— Start of RECORD LIST —
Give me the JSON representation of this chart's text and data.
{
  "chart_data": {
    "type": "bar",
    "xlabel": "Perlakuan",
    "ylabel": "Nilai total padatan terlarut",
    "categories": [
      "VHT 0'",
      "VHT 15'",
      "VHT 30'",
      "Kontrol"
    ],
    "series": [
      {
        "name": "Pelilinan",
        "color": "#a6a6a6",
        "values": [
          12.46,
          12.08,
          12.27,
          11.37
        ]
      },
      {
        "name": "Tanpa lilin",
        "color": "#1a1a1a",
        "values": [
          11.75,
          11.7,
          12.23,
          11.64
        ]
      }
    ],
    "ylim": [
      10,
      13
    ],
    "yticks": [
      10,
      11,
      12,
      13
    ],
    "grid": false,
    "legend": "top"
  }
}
— End of RECORD LIST —
#### OBJECTIVE:
Every record should be given again exactly.

#### FINISHED ANSWER:
Give me the JSON representation of this chart's text and data.
{
  "chart_data": {
    "type": "bar",
    "xlabel": "Perlakuan",
    "ylabel": "Nilai total padatan terlarut",
    "categories": [
      "VHT 0'",
      "VHT 15'",
      "VHT 30'",
      "Kontrol"
    ],
    "series": [
      {
        "name": "Pelilinan",
        "color": "#a6a6a6",
        "values": [
          12.46,
          12.08,
          12.27,
          11.37
        ]
      },
      {
        "name": "Tanpa lilin",
        "color": "#1a1a1a",
        "values": [
          11.75,
          11.7,
          12.23,
          11.64
        ]
      }
    ],
    "ylim": [
      10,
      13
    ],
    "yticks": [
      10,
      11,
      12,
      13
    ],
    "grid": false,
    "legend": "top"
  }
}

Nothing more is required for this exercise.